▼▼▼

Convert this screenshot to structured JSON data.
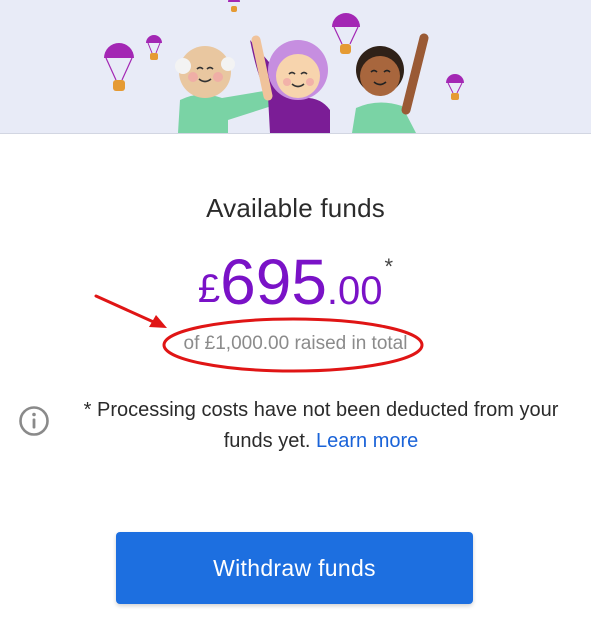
{
  "funds": {
    "title": "Available funds",
    "currency_symbol": "£",
    "amount_whole": "695",
    "amount_cents": ".00",
    "asterisk": "*",
    "raised_total": "of £1,000.00 raised in total"
  },
  "info": {
    "icon": "info-circle-icon",
    "text": "* Processing costs have not been deducted from your funds yet.",
    "learn_more": "Learn more"
  },
  "actions": {
    "withdraw_label": "Withdraw funds"
  },
  "colors": {
    "amount": "#7a12c7",
    "link": "#1a63d8",
    "button": "#1d6fe0",
    "annotation": "#e01515",
    "banner_bg": "#e8ebf7"
  }
}
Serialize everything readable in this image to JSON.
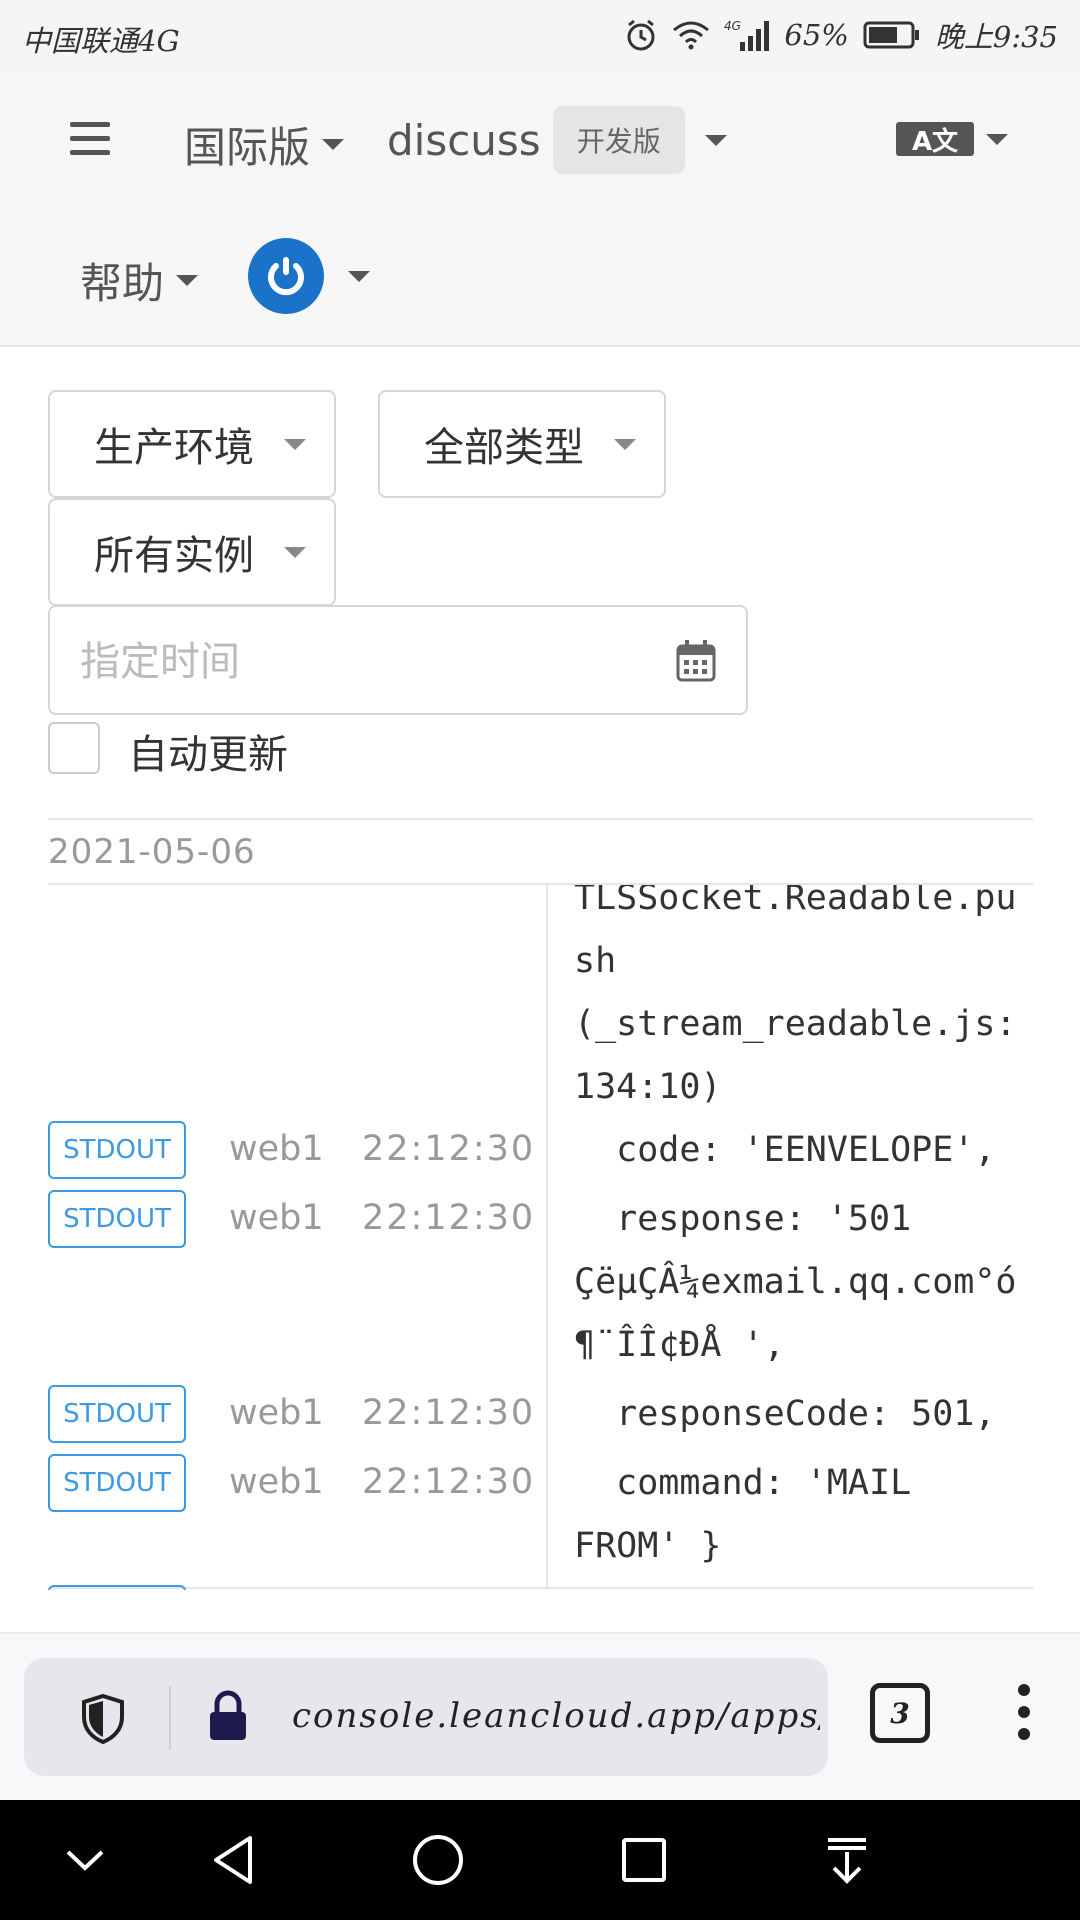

▲▲▲

> _WORK INSTRUCTIONS_: Transcribe the records above verbatim. Do not carry over any picture.

> _RESULT OF THE TASK_:
Convert this screenshot to structured JSON data.
{
  "funds": {
    "title": "Available funds",
    "currency_symbol": "£",
    "amount_whole": "695",
    "amount_cents": ".00",
    "asterisk": "*",
    "raised_total": "of £1,000.00 raised in total"
  },
  "info": {
    "icon": "info-circle-icon",
    "text": "* Processing costs have not been deducted from your funds yet.",
    "learn_more": "Learn more"
  },
  "actions": {
    "withdraw_label": "Withdraw funds"
  },
  "colors": {
    "amount": "#7a12c7",
    "link": "#1a63d8",
    "button": "#1d6fe0",
    "annotation": "#e01515",
    "banner_bg": "#e8ebf7"
  }
}
Serialize everything readable in this image to JSON.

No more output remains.